All of the data should be output character for character, except the pictures.

—————

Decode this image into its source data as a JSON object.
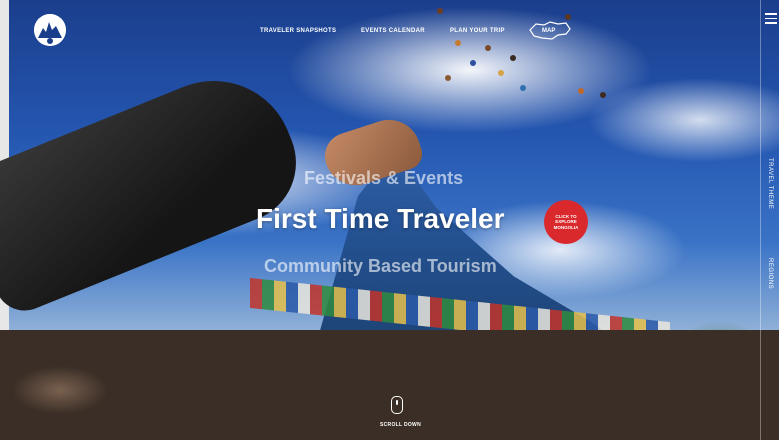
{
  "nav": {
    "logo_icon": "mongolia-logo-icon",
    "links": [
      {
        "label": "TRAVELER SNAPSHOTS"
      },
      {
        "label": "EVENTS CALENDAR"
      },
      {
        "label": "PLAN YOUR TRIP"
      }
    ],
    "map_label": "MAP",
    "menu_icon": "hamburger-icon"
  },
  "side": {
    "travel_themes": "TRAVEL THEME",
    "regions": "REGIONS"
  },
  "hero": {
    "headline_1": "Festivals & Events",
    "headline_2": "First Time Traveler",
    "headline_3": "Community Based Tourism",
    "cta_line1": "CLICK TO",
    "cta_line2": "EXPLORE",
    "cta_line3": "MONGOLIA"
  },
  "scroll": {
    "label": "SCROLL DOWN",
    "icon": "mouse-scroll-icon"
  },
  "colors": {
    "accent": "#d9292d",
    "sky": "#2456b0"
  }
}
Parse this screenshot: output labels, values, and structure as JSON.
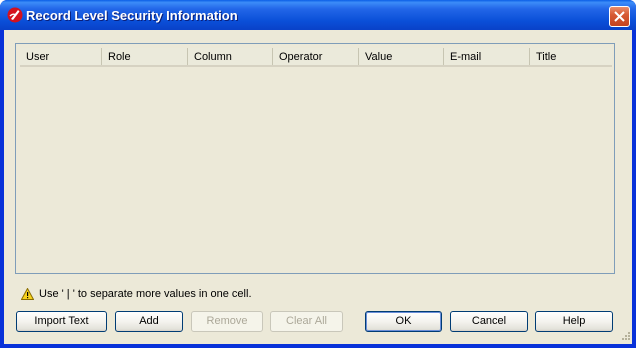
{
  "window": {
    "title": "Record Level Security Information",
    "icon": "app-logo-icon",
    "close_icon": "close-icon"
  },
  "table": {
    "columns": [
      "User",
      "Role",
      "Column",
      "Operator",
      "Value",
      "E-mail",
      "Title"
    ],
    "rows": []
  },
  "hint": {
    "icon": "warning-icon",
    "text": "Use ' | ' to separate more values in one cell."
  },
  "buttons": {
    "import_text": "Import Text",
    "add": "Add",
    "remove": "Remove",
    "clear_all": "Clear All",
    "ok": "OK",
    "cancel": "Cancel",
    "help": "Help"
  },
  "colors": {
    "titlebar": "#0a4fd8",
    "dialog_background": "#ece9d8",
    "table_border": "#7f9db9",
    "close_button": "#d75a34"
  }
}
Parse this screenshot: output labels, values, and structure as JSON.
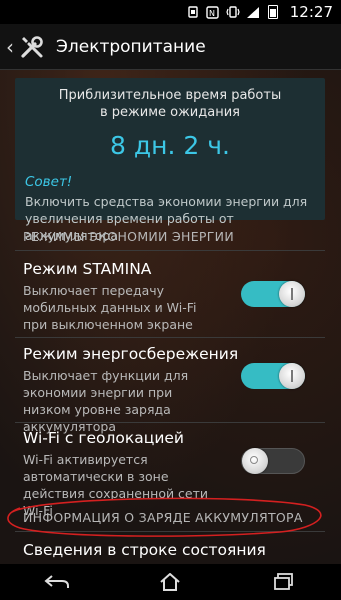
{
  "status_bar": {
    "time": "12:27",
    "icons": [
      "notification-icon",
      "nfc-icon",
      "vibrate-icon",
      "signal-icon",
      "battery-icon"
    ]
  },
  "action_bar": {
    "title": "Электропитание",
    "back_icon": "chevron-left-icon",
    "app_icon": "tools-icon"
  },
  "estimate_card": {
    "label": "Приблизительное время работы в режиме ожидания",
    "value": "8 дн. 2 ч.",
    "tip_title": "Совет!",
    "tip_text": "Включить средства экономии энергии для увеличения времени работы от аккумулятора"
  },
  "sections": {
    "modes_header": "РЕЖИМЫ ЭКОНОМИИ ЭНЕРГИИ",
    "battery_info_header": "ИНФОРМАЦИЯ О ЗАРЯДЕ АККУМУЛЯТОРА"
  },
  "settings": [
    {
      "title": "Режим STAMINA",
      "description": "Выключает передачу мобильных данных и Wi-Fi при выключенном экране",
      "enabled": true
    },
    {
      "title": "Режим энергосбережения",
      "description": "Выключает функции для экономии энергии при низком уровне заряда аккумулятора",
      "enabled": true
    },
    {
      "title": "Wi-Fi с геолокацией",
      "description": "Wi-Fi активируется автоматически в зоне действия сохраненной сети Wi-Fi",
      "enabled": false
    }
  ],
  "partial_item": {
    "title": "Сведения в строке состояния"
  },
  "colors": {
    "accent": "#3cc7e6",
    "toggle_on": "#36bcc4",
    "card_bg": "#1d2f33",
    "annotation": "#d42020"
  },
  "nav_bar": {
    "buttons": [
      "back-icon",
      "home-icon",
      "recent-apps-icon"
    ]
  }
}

—————

THE ANSWER:
Decode this image into its source data as a JSON object.
{
  "nav": {
    "logo_icon": "mongolia-logo-icon",
    "links": [
      {
        "label": "TRAVELER SNAPSHOTS"
      },
      {
        "label": "EVENTS CALENDAR"
      },
      {
        "label": "PLAN YOUR TRIP"
      }
    ],
    "map_label": "MAP",
    "menu_icon": "hamburger-icon"
  },
  "side": {
    "travel_themes": "TRAVEL THEME",
    "regions": "REGIONS"
  },
  "hero": {
    "headline_1": "Festivals & Events",
    "headline_2": "First Time Traveler",
    "headline_3": "Community Based Tourism",
    "cta_line1": "CLICK TO",
    "cta_line2": "EXPLORE",
    "cta_line3": "MONGOLIA"
  },
  "scroll": {
    "label": "SCROLL DOWN",
    "icon": "mouse-scroll-icon"
  },
  "colors": {
    "accent": "#d9292d",
    "sky": "#2456b0"
  }
}
Parse this screenshot: output labels, values, and structure as JSON.
{
  "window": {
    "title": "Record Level Security Information",
    "icon": "app-logo-icon",
    "close_icon": "close-icon"
  },
  "table": {
    "columns": [
      "User",
      "Role",
      "Column",
      "Operator",
      "Value",
      "E-mail",
      "Title"
    ],
    "rows": []
  },
  "hint": {
    "icon": "warning-icon",
    "text": "Use ' | ' to separate more values in one cell."
  },
  "buttons": {
    "import_text": "Import Text",
    "add": "Add",
    "remove": "Remove",
    "clear_all": "Clear All",
    "ok": "OK",
    "cancel": "Cancel",
    "help": "Help"
  },
  "colors": {
    "titlebar": "#0a4fd8",
    "dialog_background": "#ece9d8",
    "table_border": "#7f9db9",
    "close_button": "#d75a34"
  }
}
Parse this screenshot: output labels, values, and structure as JSON.
{
  "status_bar": {
    "time": "12:27",
    "icons": [
      "notification-icon",
      "nfc-icon",
      "vibrate-icon",
      "signal-icon",
      "battery-icon"
    ]
  },
  "action_bar": {
    "title": "Электропитание",
    "back_icon": "chevron-left-icon",
    "app_icon": "tools-icon"
  },
  "estimate_card": {
    "label": "Приблизительное время работы в режиме ожидания",
    "value": "8 дн. 2 ч.",
    "tip_title": "Совет!",
    "tip_text": "Включить средства экономии энергии для увеличения времени работы от аккумулятора"
  },
  "sections": {
    "modes_header": "РЕЖИМЫ ЭКОНОМИИ ЭНЕРГИИ",
    "battery_info_header": "ИНФОРМАЦИЯ О ЗАРЯДЕ АККУМУЛЯТОРА"
  },
  "settings": [
    {
      "title": "Режим STAMINA",
      "description": "Выключает передачу мобильных данных и Wi-Fi при выключенном экране",
      "enabled": true
    },
    {
      "title": "Режим энергосбережения",
      "description": "Выключает функции для экономии энергии при низком уровне заряда аккумулятора",
      "enabled": true
    },
    {
      "title": "Wi-Fi с геолокацией",
      "description": "Wi-Fi активируется автоматически в зоне действия сохраненной сети Wi-Fi",
      "enabled": false
    }
  ],
  "partial_item": {
    "title": "Сведения в строке состояния"
  },
  "colors": {
    "accent": "#3cc7e6",
    "toggle_on": "#36bcc4",
    "card_bg": "#1d2f33",
    "annotation": "#d42020"
  },
  "nav_bar": {
    "buttons": [
      "back-icon",
      "home-icon",
      "recent-apps-icon"
    ]
  }
}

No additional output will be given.